**STATED TASK**
Find the string "this" in the data, then copy every line where it is found.

**RECORDS FOR THE EXERCISE**
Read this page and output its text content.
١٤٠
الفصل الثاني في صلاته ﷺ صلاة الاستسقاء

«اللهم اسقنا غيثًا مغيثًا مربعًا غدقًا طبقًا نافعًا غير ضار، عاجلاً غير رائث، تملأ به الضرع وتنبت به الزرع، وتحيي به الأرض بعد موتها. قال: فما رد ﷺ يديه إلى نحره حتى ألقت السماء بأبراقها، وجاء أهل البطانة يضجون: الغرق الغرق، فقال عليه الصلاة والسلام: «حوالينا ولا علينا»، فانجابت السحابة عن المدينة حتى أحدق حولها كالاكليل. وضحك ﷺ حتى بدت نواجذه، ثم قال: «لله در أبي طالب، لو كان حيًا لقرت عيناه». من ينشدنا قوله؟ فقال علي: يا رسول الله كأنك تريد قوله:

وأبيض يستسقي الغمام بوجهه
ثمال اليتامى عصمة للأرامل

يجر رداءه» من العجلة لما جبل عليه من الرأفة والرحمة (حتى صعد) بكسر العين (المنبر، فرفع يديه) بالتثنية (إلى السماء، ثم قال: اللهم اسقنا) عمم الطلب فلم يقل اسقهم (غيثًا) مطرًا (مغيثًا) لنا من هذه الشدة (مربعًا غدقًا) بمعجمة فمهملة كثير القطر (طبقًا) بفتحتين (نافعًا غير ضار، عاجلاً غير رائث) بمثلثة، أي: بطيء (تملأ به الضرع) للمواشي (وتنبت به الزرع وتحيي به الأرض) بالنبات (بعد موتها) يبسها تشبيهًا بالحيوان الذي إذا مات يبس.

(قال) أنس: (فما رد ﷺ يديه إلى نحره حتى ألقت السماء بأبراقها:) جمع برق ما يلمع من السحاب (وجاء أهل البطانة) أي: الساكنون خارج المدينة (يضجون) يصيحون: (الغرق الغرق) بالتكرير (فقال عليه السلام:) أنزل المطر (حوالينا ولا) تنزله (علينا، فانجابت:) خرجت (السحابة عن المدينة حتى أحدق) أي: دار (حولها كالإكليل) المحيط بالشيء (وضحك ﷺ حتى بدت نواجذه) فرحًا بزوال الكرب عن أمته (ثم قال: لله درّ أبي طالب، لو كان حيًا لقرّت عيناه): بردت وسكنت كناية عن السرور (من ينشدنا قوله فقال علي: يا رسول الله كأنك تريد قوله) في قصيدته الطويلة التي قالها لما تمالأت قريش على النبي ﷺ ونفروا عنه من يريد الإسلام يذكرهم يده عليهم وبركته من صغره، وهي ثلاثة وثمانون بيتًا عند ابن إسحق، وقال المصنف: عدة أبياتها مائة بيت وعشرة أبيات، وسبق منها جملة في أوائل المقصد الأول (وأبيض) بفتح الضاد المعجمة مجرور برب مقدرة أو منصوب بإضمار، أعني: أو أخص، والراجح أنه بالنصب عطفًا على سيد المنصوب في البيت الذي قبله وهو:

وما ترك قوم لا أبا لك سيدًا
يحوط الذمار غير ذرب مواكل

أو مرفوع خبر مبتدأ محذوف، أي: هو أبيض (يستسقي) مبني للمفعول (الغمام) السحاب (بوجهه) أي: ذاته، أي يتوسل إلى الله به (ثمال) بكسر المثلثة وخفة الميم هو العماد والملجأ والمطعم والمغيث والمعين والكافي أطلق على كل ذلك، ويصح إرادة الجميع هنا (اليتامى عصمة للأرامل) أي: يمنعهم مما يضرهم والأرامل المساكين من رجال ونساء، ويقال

---

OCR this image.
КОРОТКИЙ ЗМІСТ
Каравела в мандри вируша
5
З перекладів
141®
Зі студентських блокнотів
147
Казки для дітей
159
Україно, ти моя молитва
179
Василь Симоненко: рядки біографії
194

**THE RESULT**
Read this page and output its text content.
OCR this image.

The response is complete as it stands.